◆ SHORT EXERCISE
Return the whole listing exactly as it stands.

◆ DATA ROWS
****

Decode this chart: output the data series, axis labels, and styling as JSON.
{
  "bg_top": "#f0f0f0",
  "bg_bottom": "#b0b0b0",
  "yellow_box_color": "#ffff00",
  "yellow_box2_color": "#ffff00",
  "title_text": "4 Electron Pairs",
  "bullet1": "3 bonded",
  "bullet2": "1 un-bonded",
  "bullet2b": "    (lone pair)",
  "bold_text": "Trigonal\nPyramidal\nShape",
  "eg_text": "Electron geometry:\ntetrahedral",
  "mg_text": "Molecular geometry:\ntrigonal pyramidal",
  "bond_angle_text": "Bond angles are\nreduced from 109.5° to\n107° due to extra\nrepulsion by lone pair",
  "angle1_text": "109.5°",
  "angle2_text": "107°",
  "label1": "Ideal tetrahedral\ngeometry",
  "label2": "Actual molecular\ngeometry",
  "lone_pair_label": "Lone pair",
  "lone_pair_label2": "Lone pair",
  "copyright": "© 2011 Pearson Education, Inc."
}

****

◆ TASK OUTPUT
Decode this chart: output the data series, axis labels, and styling as JSON.
{
  "bg_top": "#f0f0f0",
  "bg_bottom": "#b0b0b0",
  "yellow_box_color": "#ffff00",
  "yellow_box2_color": "#ffff00",
  "title_text": "4 Electron Pairs",
  "bullet1": "3 bonded",
  "bullet2": "1 un-bonded",
  "bullet2b": "    (lone pair)",
  "bold_text": "Trigonal\nPyramidal\nShape",
  "eg_text": "Electron geometry:\ntetrahedral",
  "mg_text": "Molecular geometry:\ntrigonal pyramidal",
  "bond_angle_text": "Bond angles are\nreduced from 109.5° to\n107° due to extra\nrepulsion by lone pair",
  "angle1_text": "109.5°",
  "angle2_text": "107°",
  "label1": "Ideal tetrahedral\ngeometry",
  "label2": "Actual molecular\ngeometry",
  "lone_pair_label": "Lone pair",
  "lone_pair_label2": "Lone pair",
  "copyright": "© 2011 Pearson Education, Inc."
}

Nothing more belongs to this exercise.